→ **Request**:
Find each line with "Keystone" and copy it.

#### Data listing

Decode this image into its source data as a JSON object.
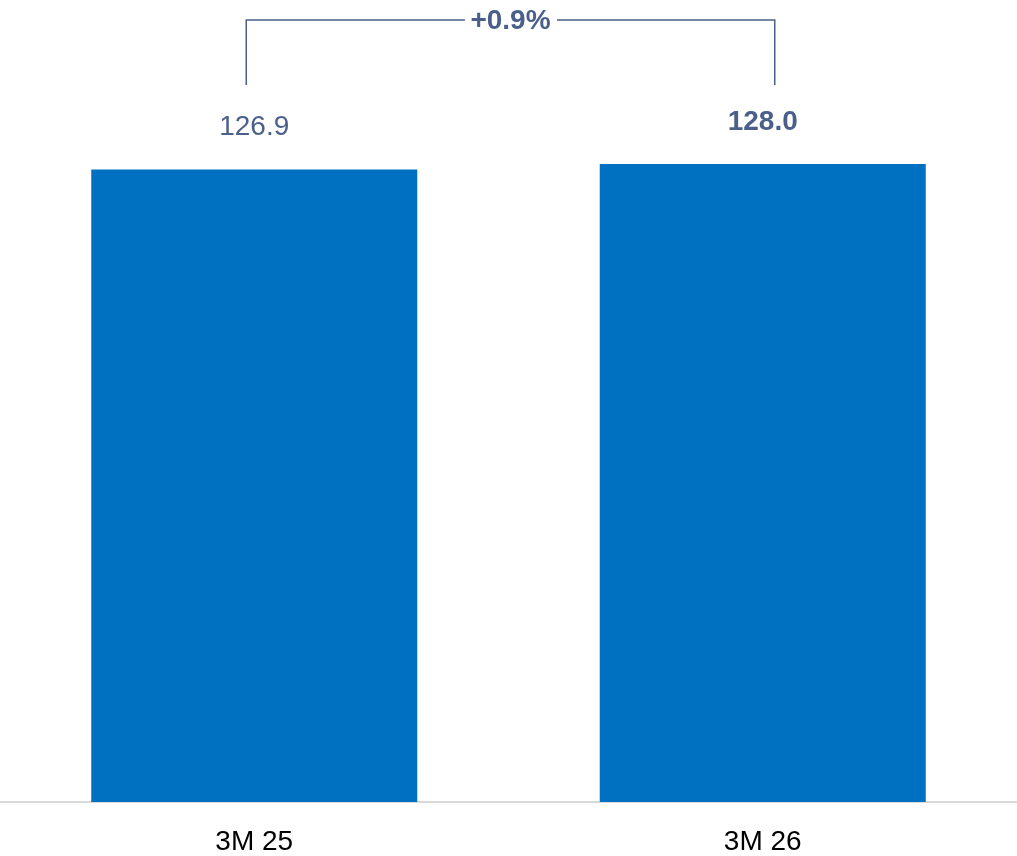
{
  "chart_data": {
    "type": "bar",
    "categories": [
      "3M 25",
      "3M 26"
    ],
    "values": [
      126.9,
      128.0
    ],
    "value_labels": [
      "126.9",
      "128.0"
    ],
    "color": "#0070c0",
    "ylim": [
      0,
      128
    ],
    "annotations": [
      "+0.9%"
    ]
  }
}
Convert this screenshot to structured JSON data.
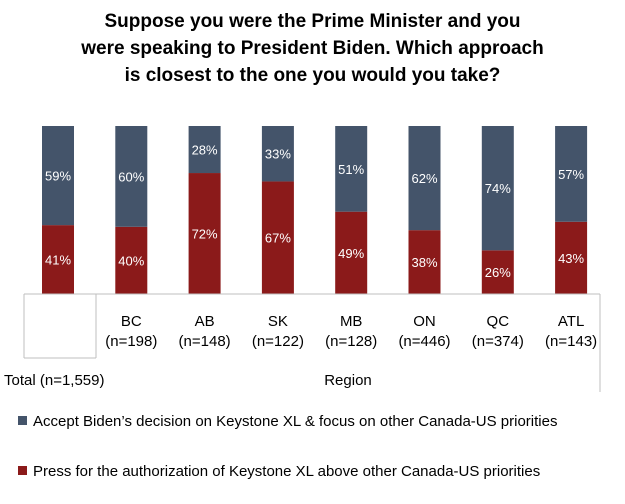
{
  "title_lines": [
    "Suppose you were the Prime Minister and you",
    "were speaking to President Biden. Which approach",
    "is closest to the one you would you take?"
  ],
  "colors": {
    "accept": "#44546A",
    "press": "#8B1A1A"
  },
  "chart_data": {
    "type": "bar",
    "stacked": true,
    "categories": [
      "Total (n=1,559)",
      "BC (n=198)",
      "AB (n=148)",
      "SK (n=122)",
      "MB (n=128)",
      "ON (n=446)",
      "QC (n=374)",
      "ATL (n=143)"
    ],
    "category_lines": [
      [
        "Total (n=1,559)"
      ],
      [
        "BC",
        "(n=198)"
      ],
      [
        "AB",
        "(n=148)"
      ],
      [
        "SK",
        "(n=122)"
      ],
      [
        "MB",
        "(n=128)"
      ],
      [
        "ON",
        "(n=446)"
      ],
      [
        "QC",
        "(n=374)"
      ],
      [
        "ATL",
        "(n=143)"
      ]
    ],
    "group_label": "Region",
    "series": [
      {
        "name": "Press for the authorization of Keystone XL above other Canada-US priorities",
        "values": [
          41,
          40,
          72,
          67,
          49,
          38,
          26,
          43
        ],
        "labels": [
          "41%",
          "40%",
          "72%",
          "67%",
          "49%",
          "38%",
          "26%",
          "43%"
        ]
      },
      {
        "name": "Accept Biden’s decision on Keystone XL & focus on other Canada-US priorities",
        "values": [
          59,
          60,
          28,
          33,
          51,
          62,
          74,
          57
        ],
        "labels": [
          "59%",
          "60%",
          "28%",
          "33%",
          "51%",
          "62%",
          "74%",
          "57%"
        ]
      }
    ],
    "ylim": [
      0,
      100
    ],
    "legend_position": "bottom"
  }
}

########

→ **Written response**:
        "name": "Press for the authorization of Keystone XL above other Canada-US priorities",
        "name": "Accept Biden’s decision on Keystone XL & focus on other Canada-US priorities",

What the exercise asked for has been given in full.